Track down every line below that holds "үндсэн" and copy it.
====== Provided data ======
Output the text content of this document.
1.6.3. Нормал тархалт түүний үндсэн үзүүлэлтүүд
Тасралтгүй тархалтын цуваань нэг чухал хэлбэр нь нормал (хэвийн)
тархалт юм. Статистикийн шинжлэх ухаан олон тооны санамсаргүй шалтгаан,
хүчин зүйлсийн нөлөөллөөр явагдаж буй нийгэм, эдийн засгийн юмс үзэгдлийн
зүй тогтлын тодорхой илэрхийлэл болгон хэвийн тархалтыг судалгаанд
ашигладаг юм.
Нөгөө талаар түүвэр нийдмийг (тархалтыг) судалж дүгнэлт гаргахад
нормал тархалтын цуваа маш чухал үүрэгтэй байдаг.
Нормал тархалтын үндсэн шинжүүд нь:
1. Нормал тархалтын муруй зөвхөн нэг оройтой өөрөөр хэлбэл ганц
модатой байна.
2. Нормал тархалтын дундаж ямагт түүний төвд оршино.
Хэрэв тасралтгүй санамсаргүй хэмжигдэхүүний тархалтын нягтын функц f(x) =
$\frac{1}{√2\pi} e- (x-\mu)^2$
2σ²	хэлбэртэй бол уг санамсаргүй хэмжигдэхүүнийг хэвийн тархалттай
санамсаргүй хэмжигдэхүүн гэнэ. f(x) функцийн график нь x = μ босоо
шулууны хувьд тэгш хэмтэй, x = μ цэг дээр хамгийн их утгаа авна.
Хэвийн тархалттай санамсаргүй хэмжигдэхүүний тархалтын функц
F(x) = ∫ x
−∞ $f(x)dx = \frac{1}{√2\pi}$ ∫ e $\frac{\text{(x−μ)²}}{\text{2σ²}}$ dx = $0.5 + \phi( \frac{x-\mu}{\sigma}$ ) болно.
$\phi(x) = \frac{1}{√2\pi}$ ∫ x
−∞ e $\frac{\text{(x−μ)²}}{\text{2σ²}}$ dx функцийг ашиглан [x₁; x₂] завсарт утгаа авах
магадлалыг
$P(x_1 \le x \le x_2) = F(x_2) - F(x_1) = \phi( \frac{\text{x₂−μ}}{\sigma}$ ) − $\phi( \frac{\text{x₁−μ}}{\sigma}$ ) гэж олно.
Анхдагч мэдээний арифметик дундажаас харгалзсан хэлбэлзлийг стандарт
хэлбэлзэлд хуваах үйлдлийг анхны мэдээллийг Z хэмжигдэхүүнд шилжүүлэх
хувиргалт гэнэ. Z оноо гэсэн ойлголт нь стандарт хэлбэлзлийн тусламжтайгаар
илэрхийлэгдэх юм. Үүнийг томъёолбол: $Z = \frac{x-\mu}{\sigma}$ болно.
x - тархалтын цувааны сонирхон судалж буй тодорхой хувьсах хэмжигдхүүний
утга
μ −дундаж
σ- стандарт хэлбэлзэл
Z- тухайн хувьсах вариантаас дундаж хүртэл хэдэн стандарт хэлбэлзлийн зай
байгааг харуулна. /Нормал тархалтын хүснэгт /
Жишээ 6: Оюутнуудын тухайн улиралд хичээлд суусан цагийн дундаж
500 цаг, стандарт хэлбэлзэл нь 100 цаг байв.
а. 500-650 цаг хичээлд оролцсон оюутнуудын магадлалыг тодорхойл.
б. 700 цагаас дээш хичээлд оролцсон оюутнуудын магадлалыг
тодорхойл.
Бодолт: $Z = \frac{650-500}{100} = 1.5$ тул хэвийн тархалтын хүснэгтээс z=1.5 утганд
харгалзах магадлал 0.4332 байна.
======
====== Provided data ======
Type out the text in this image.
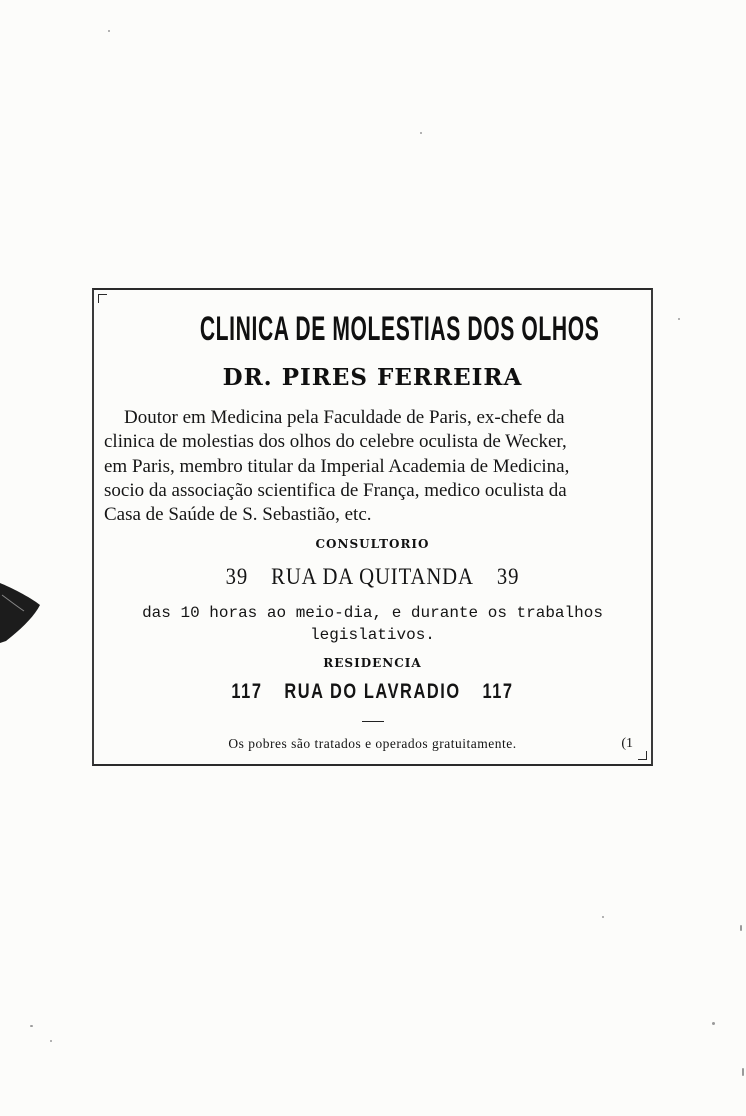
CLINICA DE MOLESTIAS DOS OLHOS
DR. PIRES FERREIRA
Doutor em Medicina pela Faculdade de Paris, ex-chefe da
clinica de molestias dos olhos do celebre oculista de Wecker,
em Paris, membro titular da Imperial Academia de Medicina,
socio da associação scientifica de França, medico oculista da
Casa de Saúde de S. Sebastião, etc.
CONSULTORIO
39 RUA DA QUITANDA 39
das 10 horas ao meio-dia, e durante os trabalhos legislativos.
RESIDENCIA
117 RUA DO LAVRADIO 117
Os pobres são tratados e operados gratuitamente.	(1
======
__Result below__
1.6.3. Нормал тархалт түүний үндсэн үзүүлэлтүүд
Нормал тархалтын үндсэн шинжүүд нь:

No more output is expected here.